Data extract:
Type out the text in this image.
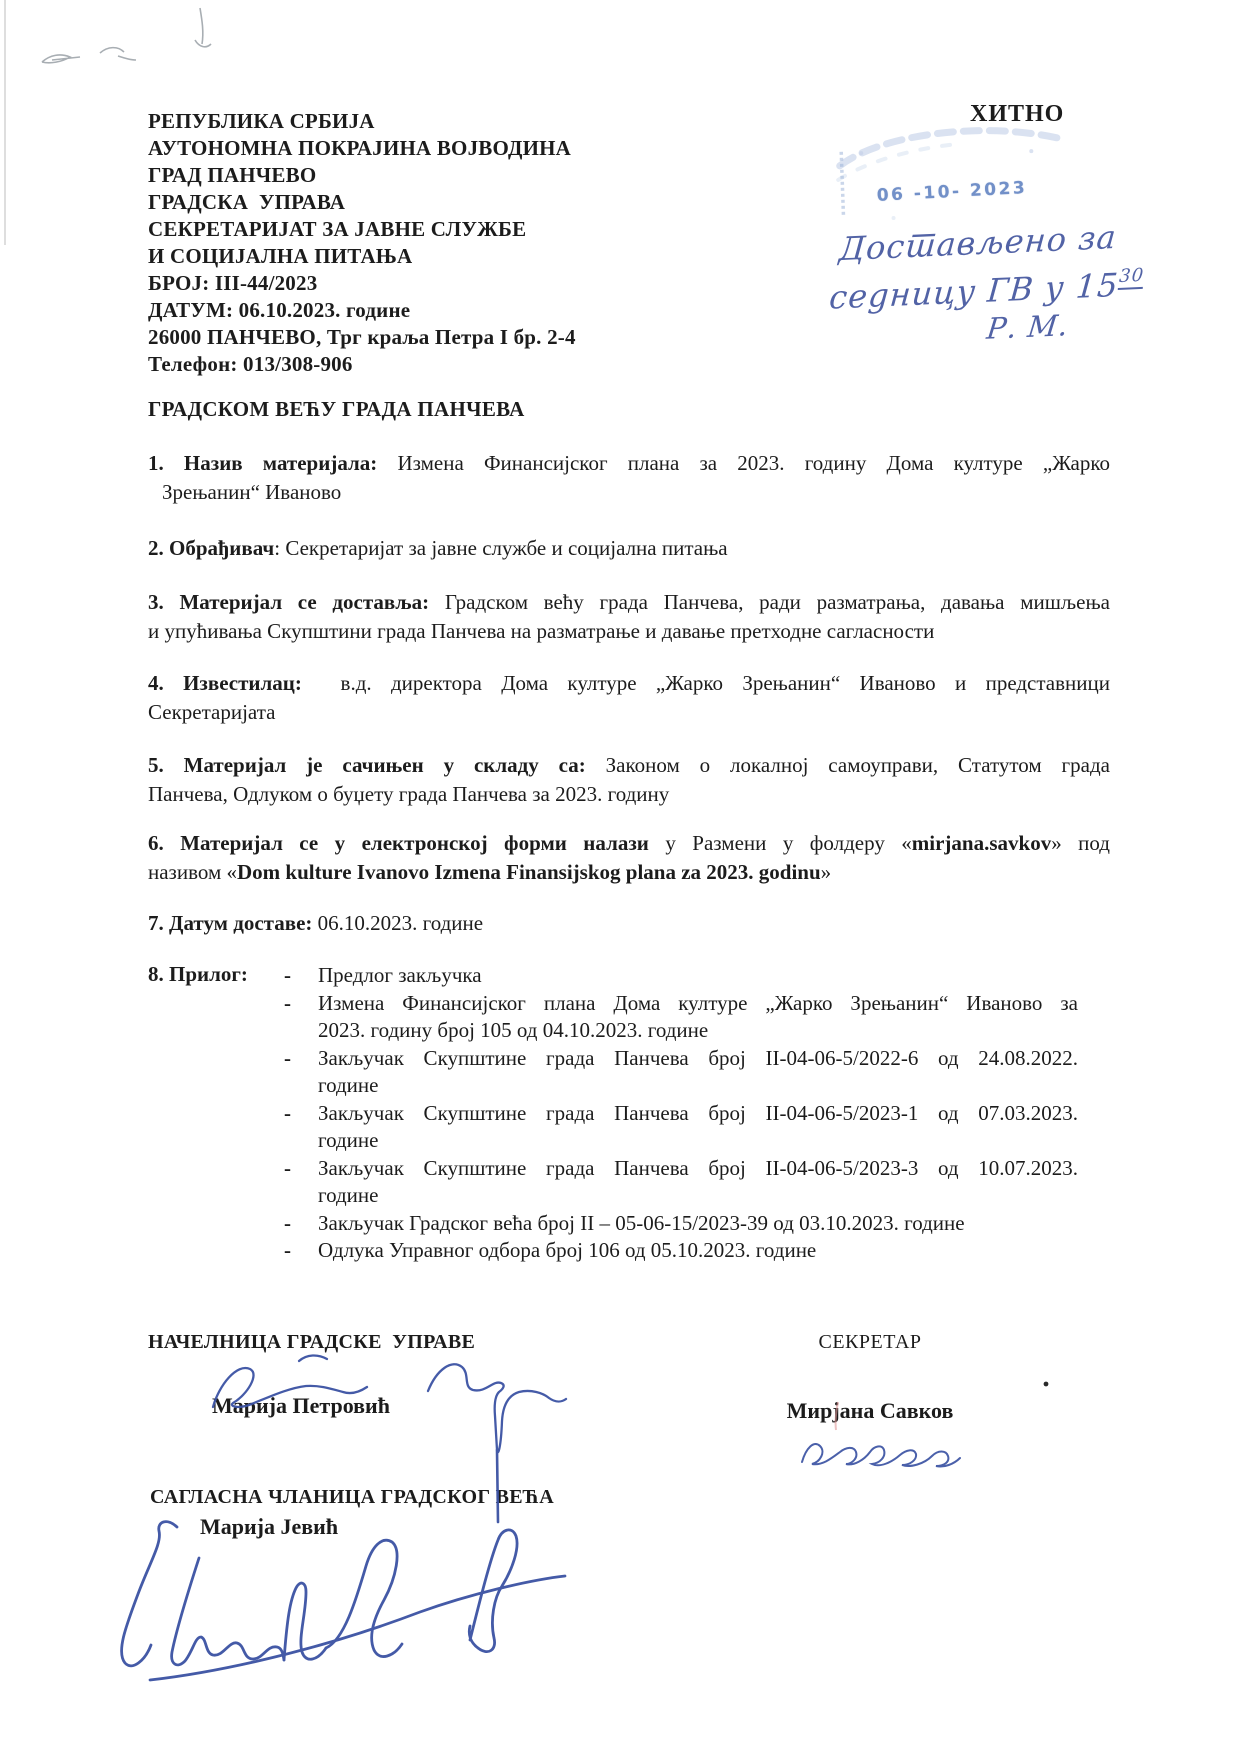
РЕПУБЛИКА СРБИЈА
АУТОНОМНА ПОКРАЈИНА ВОЈВОДИНА
ГРАД ПАНЧЕВО
ГРАДСКА  УПРАВА
СЕКРЕТАРИЈАТ ЗА ЈАВНЕ СЛУЖБЕ
И СОЦИЈАЛНА ПИТАЊА
БРОЈ: III-44/2023
ДАТУМ: 06.10.2023. године
26000 ПАНЧЕВО, Трг краља Петра I бр. 2-4
Телефон: 013/308-906
ХИТНО
06 -10- 2023
Достављено за
седницу ГВ у 15$^{30}$
Р. М.
ГРАДСКОМ ВЕЋУ ГРАДА ПАНЧЕВА
1. Назив материјала: Измена Финансијског плана за 2023. годину Дома културе „Жарко
Зрењанин“ Иваново
2. Обрађивач: Секретаријат за јавне службе и социјална питања
3. Материјал се доставља: Градском већу града Панчева, ради разматрања, давања мишљења
и упућивања Скупштини града Панчева на разматрање и давање претходне сагласности
4. Известилац:  в.д. директора Дома културе „Жарко Зрењанин“ Иваново и представници
Секретаријата
5. Материјал је сачињен у складу са: Законом о локалној самоуправи, Статутом града
Панчева, Одлуком о буџету града Панчева за 2023. годину
6. Материјал се у електронској форми налази у Размени у фолдеру «mirjana.savkov» под
називом «Dom kulture Ivanovo Izmena Finansijskog plana za 2023. godinu»
7. Датум доставе: 06.10.2023. године
8. Прилог: -	Предлог закључка
-	Измена Финансијског плана Дома културе „Жарко Зрењанин“ Иваново за
2023. годину број 105 од 04.10.2023. године
-	Закључак Скупштине града Панчева број II-04-06-5/2022-6 од 24.08.2022.
године
-	Закључак Скупштине града Панчева број II-04-06-5/2023-1 од 07.03.2023.
године
-	Закључак Скупштине града Панчева број II-04-06-5/2023-3 од 10.07.2023.
године
-	Закључак Градског већа број II – 05-06-15/2023-39 од 03.10.2023. године
-	Одлука Управног одбора број 106 од 05.10.2023. године
НАЧЕЛНИЦА ГРАДСКЕ  УПРАВЕ
Марија Петровић
СЕКРЕТАР
Мирјана Савков
САГЛАСНА ЧЛАНИЦА ГРАДСКОГ ВЕЋА
Марија Јевић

Brief: Transcribe all the records above word for word, without their images.

Correct result:
Type out the text in this image.
РЕПУБЛИКА СРБИЈА
АУТОНОМНА ПОКРАЈИНА ВОЈВОДИНА
ГРАД ПАНЧЕВО
ГРАДСКА  УПРАВА
СЕКРЕТАРИЈАТ ЗА ЈАВНЕ СЛУЖБЕ
И СОЦИЈАЛНА ПИТАЊА
БРОЈ: III-44/2023
ДАТУМ: 06.10.2023. године
26000 ПАНЧЕВО, Трг краља Петра I бр. 2-4
Телефон: 013/308-906
ХИТНО
06 -10- 2023
Достављено за
седницу ГВ у 15$^{30}$
Р. М.
ГРАДСКОМ ВЕЋУ ГРАДА ПАНЧЕВА
1. Назив материјала: Измена Финансијског плана за 2023. годину Дома културе „Жарко
Зрењанин“ Иваново
2. Обрађивач: Секретаријат за јавне службе и социјална питања
3. Материјал се доставља: Градском већу града Панчева, ради разматрања, давања мишљења
и упућивања Скупштини града Панчева на разматрање и давање претходне сагласности
4. Известилац:  в.д. директора Дома културе „Жарко Зрењанин“ Иваново и представници
Секретаријата
5. Материјал је сачињен у складу са: Законом о локалној самоуправи, Статутом града
Панчева, Одлуком о буџету града Панчева за 2023. годину
6. Материјал се у електронској форми налази у Размени у фолдеру «mirjana.savkov» под
називом «Dom kulture Ivanovo Izmena Finansijskog plana za 2023. godinu»
7. Датум доставе: 06.10.2023. године
8. Прилог: -	Предлог закључка
-	Измена Финансијског плана Дома културе „Жарко Зрењанин“ Иваново за
2023. годину број 105 од 04.10.2023. године
-	Закључак Скупштине града Панчева број II-04-06-5/2022-6 од 24.08.2022.
године
-	Закључак Скупштине града Панчева број II-04-06-5/2023-1 од 07.03.2023.
године
-	Закључак Скупштине града Панчева број II-04-06-5/2023-3 од 10.07.2023.
године
-	Закључак Градског већа број II – 05-06-15/2023-39 од 03.10.2023. године
-	Одлука Управног одбора број 106 од 05.10.2023. године
НАЧЕЛНИЦА ГРАДСКЕ  УПРАВЕ
Марија Петровић
СЕКРЕТАР
Мирјана Савков
САГЛАСНА ЧЛАНИЦА ГРАДСКОГ ВЕЋА
Марија Јевић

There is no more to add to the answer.